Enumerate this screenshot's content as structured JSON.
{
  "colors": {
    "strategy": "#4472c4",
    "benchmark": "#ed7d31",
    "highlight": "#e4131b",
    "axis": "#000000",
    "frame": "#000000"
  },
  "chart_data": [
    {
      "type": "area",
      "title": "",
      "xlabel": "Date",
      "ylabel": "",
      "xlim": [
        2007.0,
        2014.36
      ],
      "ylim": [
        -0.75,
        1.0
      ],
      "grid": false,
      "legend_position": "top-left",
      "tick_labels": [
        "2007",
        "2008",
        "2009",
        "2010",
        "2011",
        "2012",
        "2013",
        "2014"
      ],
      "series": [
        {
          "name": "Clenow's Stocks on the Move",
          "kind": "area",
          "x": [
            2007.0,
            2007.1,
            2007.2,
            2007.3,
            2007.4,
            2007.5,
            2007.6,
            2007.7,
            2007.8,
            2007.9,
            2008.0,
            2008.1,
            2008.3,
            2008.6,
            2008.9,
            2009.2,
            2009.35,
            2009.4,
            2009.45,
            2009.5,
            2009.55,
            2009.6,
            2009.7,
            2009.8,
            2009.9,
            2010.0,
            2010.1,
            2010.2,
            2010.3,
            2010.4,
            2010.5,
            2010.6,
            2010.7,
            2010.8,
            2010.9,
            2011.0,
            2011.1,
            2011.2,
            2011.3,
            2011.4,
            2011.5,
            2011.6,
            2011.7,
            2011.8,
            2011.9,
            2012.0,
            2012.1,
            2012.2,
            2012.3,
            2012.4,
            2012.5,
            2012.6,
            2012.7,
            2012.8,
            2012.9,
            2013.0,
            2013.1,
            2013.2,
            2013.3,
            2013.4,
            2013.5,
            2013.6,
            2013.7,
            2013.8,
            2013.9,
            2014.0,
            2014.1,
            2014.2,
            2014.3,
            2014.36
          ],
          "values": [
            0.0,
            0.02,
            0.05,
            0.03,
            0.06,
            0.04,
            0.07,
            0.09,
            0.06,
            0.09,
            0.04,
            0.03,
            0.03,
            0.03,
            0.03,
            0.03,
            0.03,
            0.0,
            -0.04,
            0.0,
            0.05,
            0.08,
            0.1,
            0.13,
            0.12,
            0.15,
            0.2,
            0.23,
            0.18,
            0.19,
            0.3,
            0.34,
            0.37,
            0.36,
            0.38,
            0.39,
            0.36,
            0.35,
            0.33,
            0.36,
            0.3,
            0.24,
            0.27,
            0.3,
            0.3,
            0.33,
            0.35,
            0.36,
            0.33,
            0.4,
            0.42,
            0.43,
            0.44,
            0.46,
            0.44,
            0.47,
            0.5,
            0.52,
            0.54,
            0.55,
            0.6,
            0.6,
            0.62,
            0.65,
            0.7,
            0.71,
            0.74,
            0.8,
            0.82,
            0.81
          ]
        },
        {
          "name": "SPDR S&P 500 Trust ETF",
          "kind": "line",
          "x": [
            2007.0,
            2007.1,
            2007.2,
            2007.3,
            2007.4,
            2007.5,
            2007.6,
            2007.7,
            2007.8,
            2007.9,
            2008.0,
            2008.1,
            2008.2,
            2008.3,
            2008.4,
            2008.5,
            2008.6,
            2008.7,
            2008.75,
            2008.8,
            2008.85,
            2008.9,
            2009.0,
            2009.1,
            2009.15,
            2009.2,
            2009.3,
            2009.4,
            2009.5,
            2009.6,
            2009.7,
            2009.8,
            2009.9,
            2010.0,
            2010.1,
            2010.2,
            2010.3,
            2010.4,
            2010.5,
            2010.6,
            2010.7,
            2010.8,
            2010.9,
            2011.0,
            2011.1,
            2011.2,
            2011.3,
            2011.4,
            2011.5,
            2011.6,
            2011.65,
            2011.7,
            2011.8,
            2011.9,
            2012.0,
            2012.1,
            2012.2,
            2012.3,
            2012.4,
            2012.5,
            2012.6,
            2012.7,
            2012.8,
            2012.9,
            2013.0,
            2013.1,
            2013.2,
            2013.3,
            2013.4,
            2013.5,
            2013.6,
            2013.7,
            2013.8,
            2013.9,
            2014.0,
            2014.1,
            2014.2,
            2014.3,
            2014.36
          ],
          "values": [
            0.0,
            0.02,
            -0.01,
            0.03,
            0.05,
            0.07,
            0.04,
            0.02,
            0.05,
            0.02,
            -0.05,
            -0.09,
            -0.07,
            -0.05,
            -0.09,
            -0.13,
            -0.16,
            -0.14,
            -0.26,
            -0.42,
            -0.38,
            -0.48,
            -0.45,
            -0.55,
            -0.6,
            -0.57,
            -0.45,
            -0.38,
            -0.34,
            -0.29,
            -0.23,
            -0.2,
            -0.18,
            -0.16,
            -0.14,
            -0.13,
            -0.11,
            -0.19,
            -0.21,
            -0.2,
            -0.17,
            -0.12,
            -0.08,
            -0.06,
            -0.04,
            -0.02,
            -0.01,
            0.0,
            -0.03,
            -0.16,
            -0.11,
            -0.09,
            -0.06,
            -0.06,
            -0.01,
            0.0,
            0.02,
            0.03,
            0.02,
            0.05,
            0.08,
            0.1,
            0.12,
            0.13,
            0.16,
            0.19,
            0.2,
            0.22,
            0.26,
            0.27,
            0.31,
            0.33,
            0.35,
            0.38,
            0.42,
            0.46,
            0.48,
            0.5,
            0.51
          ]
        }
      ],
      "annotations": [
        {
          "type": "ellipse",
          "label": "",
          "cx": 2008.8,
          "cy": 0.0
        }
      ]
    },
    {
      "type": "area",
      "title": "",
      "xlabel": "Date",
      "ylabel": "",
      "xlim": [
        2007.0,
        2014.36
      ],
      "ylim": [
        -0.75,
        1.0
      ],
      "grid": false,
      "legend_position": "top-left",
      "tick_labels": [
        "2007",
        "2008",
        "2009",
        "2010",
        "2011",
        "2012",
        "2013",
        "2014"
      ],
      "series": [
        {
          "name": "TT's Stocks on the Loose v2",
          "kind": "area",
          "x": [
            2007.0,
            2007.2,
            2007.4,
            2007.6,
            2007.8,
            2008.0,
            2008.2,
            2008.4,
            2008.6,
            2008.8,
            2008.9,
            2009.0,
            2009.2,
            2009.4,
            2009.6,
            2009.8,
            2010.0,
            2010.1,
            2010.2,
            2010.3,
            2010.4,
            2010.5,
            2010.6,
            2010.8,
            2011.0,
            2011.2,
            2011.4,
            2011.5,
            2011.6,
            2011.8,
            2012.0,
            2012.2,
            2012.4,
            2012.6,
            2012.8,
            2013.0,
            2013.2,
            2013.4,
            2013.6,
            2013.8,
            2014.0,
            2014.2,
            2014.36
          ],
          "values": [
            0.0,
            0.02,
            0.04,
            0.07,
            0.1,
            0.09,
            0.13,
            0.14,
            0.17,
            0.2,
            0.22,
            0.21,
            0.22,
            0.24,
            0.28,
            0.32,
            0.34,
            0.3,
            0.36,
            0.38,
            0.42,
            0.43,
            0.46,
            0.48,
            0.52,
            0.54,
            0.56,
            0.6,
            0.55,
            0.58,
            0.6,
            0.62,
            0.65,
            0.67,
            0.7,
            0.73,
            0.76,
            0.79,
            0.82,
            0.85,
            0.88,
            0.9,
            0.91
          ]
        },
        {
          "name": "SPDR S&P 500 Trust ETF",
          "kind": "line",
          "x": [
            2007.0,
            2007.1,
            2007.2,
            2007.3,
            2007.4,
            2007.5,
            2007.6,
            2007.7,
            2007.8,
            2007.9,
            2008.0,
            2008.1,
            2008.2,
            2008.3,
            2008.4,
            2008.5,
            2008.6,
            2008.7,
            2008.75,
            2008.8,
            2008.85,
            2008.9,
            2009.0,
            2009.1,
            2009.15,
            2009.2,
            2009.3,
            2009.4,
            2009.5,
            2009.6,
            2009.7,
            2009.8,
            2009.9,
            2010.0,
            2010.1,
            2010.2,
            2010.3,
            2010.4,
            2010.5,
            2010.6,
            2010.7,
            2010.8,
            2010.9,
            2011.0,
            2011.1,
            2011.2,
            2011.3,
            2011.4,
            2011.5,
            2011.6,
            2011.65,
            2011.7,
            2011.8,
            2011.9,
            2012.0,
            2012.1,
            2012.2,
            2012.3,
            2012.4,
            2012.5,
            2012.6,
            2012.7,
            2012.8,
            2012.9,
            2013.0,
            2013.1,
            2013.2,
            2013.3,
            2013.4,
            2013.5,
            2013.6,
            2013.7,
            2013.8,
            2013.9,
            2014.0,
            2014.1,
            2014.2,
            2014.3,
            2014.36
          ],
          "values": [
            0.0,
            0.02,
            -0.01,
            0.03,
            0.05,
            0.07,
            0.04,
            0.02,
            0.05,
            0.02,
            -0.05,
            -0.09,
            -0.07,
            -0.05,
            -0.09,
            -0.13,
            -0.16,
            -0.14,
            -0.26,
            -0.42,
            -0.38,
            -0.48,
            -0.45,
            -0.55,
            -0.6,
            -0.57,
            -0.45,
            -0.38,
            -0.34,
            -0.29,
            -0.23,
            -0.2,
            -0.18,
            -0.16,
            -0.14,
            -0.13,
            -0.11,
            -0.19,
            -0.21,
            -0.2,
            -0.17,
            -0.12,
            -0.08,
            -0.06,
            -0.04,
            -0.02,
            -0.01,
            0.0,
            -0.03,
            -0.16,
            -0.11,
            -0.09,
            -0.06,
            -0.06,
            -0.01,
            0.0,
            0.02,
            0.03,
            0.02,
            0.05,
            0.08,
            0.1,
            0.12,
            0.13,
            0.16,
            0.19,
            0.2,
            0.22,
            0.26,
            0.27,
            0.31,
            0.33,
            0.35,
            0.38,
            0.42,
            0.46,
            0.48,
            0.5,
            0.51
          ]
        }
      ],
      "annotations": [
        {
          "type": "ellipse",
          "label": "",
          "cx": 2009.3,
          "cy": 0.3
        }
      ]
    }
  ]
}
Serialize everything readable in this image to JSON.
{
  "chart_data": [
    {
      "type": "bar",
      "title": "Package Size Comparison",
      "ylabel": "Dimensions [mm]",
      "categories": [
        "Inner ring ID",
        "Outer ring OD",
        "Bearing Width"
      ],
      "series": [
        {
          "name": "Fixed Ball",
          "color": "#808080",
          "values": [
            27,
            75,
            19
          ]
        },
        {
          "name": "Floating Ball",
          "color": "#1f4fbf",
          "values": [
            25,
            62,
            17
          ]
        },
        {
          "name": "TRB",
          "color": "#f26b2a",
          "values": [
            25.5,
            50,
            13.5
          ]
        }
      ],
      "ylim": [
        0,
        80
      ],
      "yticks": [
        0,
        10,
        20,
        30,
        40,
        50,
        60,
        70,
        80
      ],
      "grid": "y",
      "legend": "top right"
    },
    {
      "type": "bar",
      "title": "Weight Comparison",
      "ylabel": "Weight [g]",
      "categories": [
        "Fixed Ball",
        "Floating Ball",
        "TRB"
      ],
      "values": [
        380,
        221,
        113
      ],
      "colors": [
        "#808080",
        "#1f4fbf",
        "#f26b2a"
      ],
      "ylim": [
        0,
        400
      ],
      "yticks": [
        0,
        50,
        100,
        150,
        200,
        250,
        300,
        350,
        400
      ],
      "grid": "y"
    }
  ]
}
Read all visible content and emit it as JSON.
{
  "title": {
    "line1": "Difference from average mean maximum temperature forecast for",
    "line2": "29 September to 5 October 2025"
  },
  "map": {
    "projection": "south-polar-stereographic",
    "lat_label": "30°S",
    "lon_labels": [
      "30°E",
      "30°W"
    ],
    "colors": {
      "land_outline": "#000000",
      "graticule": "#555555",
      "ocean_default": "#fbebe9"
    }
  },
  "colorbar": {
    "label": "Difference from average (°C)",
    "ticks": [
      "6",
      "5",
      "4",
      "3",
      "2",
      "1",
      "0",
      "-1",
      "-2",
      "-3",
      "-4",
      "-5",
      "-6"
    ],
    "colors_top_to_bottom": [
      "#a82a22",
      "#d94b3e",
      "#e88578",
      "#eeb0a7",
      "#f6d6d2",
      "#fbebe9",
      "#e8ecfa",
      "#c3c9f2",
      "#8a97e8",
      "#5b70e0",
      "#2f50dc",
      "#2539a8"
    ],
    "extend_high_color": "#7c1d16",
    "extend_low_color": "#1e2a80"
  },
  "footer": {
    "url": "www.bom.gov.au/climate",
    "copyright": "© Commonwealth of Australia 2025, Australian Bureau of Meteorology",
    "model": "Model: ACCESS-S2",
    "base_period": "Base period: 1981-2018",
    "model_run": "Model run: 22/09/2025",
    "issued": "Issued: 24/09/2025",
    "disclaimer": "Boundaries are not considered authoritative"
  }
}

---*---

Each line from the one containing "Read all visible content and emit it as JSON." to the end of the listing above should be copied exactly, and nothing else.

RESULT OF THIS TASK:
Read all visible content and emit it as JSON.
{
  "title": {
    "line1": "Difference from average mean maximum temperature forecast for",
    "line2": "29 September to 5 October 2025"
  },
  "map": {
    "projection": "south-polar-stereographic",
    "lat_label": "30°S",
    "lon_labels": [
      "30°E",
      "30°W"
    ],
    "colors": {
      "land_outline": "#000000",
      "graticule": "#555555",
      "ocean_default": "#fbebe9"
    }
  },
  "colorbar": {
    "label": "Difference from average (°C)",
    "ticks": [
      "6",
      "5",
      "4",
      "3",
      "2",
      "1",
      "0",
      "-1",
      "-2",
      "-3",
      "-4",
      "-5",
      "-6"
    ],
    "colors_top_to_bottom": [
      "#a82a22",
      "#d94b3e",
      "#e88578",
      "#eeb0a7",
      "#f6d6d2",
      "#fbebe9",
      "#e8ecfa",
      "#c3c9f2",
      "#8a97e8",
      "#5b70e0",
      "#2f50dc",
      "#2539a8"
    ],
    "extend_high_color": "#7c1d16",
    "extend_low_color": "#1e2a80"
  },
  "footer": {
    "url": "www.bom.gov.au/climate",
    "copyright": "© Commonwealth of Australia 2025, Australian Bureau of Meteorology",
    "model": "Model: ACCESS-S2",
    "base_period": "Base period: 1981-2018",
    "model_run": "Model run: 22/09/2025",
    "issued": "Issued: 24/09/2025",
    "disclaimer": "Boundaries are not considered authoritative"
  }
}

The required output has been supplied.